What the exercise asks » Word for word, set down the records and skip each picture.

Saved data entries
^^^^^^^^^^^^^^^^
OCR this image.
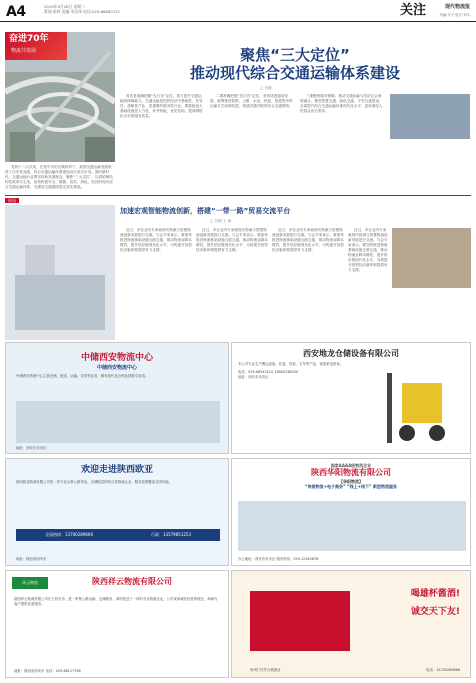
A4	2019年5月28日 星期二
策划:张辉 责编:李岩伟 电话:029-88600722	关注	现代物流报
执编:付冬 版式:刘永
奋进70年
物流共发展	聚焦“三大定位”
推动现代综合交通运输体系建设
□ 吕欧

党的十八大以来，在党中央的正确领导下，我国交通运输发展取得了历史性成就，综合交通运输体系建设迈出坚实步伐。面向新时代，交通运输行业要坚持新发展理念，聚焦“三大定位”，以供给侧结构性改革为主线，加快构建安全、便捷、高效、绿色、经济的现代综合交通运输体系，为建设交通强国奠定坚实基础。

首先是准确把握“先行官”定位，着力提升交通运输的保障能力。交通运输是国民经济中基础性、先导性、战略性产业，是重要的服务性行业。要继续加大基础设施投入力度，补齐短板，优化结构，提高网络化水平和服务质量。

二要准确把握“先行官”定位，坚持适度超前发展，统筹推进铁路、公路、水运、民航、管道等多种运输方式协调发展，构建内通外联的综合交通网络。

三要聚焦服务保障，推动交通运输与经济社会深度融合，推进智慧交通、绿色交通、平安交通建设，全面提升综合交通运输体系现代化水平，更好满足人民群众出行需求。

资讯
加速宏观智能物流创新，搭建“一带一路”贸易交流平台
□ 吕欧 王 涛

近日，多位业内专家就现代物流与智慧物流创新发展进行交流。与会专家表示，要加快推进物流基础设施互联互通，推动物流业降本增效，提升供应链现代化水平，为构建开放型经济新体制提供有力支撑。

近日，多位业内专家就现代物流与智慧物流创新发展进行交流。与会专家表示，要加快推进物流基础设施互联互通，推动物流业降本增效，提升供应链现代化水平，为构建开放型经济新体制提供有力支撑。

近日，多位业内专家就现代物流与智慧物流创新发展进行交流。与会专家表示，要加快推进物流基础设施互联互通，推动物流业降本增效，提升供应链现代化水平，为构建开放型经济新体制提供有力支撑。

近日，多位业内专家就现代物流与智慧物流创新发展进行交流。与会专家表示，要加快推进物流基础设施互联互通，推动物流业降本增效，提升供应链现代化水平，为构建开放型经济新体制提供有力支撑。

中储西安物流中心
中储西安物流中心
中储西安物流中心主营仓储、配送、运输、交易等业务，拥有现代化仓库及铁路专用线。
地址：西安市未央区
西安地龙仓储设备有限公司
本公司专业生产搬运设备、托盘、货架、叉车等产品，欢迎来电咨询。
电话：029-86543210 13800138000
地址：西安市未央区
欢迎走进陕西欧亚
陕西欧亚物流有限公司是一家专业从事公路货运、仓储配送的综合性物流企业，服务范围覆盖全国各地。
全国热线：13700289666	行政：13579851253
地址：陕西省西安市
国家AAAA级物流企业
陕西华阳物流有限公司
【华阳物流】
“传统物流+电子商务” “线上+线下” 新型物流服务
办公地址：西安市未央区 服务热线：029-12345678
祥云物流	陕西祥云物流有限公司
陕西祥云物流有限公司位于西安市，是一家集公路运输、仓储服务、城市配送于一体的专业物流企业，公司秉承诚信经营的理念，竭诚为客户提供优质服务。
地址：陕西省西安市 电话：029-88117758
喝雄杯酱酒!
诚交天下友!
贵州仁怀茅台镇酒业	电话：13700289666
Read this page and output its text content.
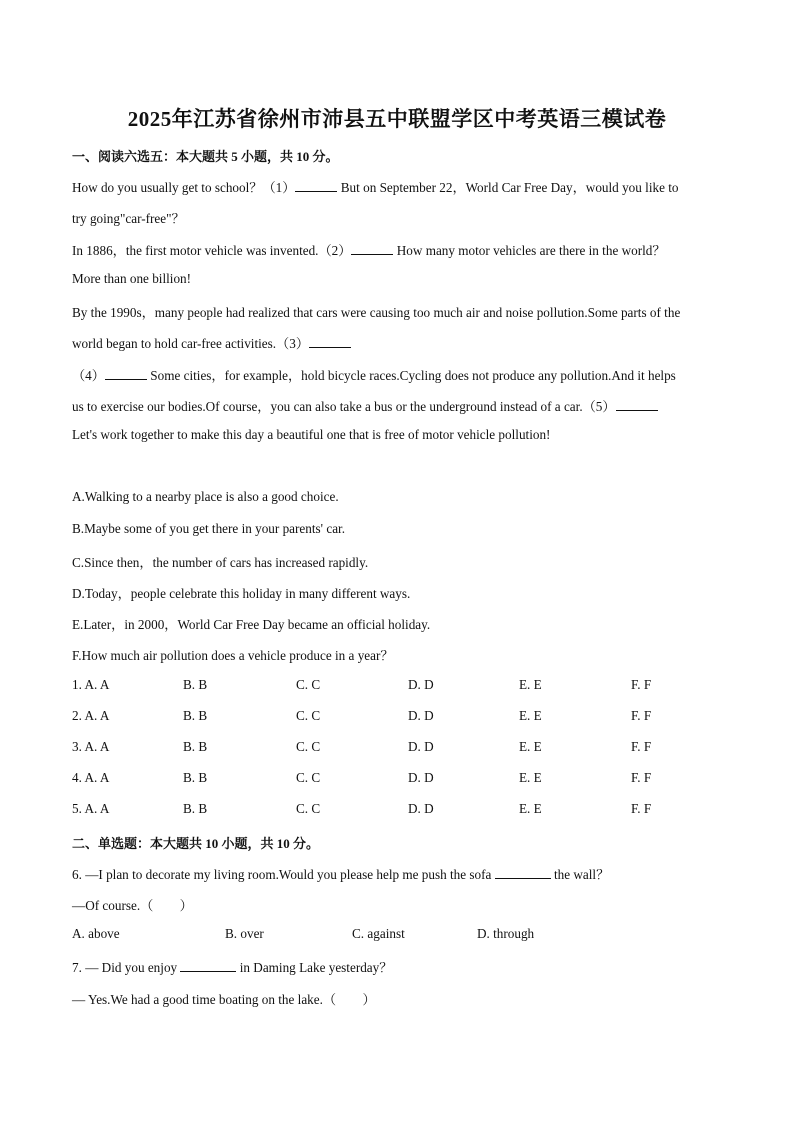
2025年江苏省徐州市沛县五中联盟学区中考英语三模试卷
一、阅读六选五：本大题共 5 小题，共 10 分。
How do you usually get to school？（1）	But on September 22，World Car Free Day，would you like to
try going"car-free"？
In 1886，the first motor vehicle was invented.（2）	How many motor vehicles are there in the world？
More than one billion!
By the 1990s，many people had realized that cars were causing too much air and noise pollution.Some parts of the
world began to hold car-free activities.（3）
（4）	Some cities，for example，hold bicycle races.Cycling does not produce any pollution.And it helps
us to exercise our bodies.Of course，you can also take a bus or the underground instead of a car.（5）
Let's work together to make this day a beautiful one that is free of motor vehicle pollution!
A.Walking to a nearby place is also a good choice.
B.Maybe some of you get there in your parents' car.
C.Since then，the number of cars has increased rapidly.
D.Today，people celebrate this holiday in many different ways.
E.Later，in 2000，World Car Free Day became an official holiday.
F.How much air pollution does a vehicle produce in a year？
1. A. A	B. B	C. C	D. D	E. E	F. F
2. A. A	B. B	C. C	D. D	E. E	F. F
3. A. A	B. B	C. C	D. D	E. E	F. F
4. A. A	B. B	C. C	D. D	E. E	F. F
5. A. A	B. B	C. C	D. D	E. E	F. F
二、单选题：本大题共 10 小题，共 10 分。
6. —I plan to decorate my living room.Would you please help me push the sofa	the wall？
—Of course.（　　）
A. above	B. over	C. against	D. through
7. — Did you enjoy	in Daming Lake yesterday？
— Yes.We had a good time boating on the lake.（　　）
^^^^^^^^^^^^^^^^
Completed task »
OCR this image.
A4	2019年5月28日 星期二
策划:张辉 责编:李岩伟 电话:029-88600722	关注	现代物流报
执编:付冬 版式:刘永
奋进70年
物流共发展	聚焦“三大定位”
推动现代综合交通运输体系建设
□ 吕欧

党的十八大以来，在党中央的正确领导下，我国交通运输发展取得了历史性成就，综合交通运输体系建设迈出坚实步伐。面向新时代，交通运输行业要坚持新发展理念，聚焦“三大定位”，以供给侧结构性改革为主线，加快构建安全、便捷、高效、绿色、经济的现代综合交通运输体系，为建设交通强国奠定坚实基础。

首先是准确把握“先行官”定位，着力提升交通运输的保障能力。交通运输是国民经济中基础性、先导性、战略性产业，是重要的服务性行业。要继续加大基础设施投入力度，补齐短板，优化结构，提高网络化水平和服务质量。

二要准确把握“先行官”定位，坚持适度超前发展，统筹推进铁路、公路、水运、民航、管道等多种运输方式协调发展，构建内通外联的综合交通网络。

三要聚焦服务保障，推动交通运输与经济社会深度融合，推进智慧交通、绿色交通、平安交通建设，全面提升综合交通运输体系现代化水平，更好满足人民群众出行需求。

资讯
加速宏观智能物流创新，搭建“一带一路”贸易交流平台
□ 吕欧 王 涛

近日，多位业内专家就现代物流与智慧物流创新发展进行交流。与会专家表示，要加快推进物流基础设施互联互通，推动物流业降本增效，提升供应链现代化水平，为构建开放型经济新体制提供有力支撑。

近日，多位业内专家就现代物流与智慧物流创新发展进行交流。与会专家表示，要加快推进物流基础设施互联互通，推动物流业降本增效，提升供应链现代化水平，为构建开放型经济新体制提供有力支撑。

近日，多位业内专家就现代物流与智慧物流创新发展进行交流。与会专家表示，要加快推进物流基础设施互联互通，推动物流业降本增效，提升供应链现代化水平，为构建开放型经济新体制提供有力支撑。

近日，多位业内专家就现代物流与智慧物流创新发展进行交流。与会专家表示，要加快推进物流基础设施互联互通，推动物流业降本增效，提升供应链现代化水平，为构建开放型经济新体制提供有力支撑。

中储西安物流中心
中储西安物流中心
中储西安物流中心主营仓储、配送、运输、交易等业务，拥有现代化仓库及铁路专用线。
地址：西安市未央区
西安地龙仓储设备有限公司
本公司专业生产搬运设备、托盘、货架、叉车等产品，欢迎来电咨询。
电话：029-86543210 13800138000
地址：西安市未央区
欢迎走进陕西欧亚
陕西欧亚物流有限公司是一家专业从事公路货运、仓储配送的综合性物流企业，服务范围覆盖全国各地。
全国热线：13700289666	行政：13579851253
地址：陕西省西安市
国家AAAA级物流企业
陕西华阳物流有限公司
【华阳物流】
“传统物流+电子商务” “线上+线下” 新型物流服务
办公地址：西安市未央区 服务热线：029-12345678
祥云物流	陕西祥云物流有限公司
陕西祥云物流有限公司位于西安市，是一家集公路运输、仓储服务、城市配送于一体的专业物流企业，公司秉承诚信经营的理念，竭诚为客户提供优质服务。
地址：陕西省西安市 电话：029-88117758
喝雄杯酱酒!
诚交天下友!
贵州仁怀茅台镇酒业	电话：13700289666
Read this page and output its text content.
2025年江苏省徐州市沛县五中联盟学区中考英语三模试卷
一、阅读六选五：本大题共 5 小题，共 10 分。
How do you usually get to school？（1）	But on September 22，World Car Free Day，would you like to
try going"car-free"？
In 1886，the first motor vehicle was invented.（2）	How many motor vehicles are there in the world？
More than one billion!
By the 1990s，many people had realized that cars were causing too much air and noise pollution.Some parts of the
world began to hold car-free activities.（3）
（4）	Some cities，for example，hold bicycle races.Cycling does not produce any pollution.And it helps
us to exercise our bodies.Of course，you can also take a bus or the underground instead of a car.（5）
Let's work together to make this day a beautiful one that is free of motor vehicle pollution!
A.Walking to a nearby place is also a good choice.
B.Maybe some of you get there in your parents' car.
C.Since then，the number of cars has increased rapidly.
D.Today，people celebrate this holiday in many different ways.
E.Later，in 2000，World Car Free Day became an official holiday.
F.How much air pollution does a vehicle produce in a year？
1. A. A	B. B	C. C	D. D	E. E	F. F
2. A. A	B. B	C. C	D. D	E. E	F. F
3. A. A	B. B	C. C	D. D	E. E	F. F
4. A. A	B. B	C. C	D. D	E. E	F. F
5. A. A	B. B	C. C	D. D	E. E	F. F
二、单选题：本大题共 10 小题，共 10 分。
6. —I plan to decorate my living room.Would you please help me push the sofa	the wall？
—Of course.（　　）
A. above	B. over	C. against	D. through
7. — Did you enjoy	in Daming Lake yesterday？
— Yes.We had a good time boating on the lake.（　　）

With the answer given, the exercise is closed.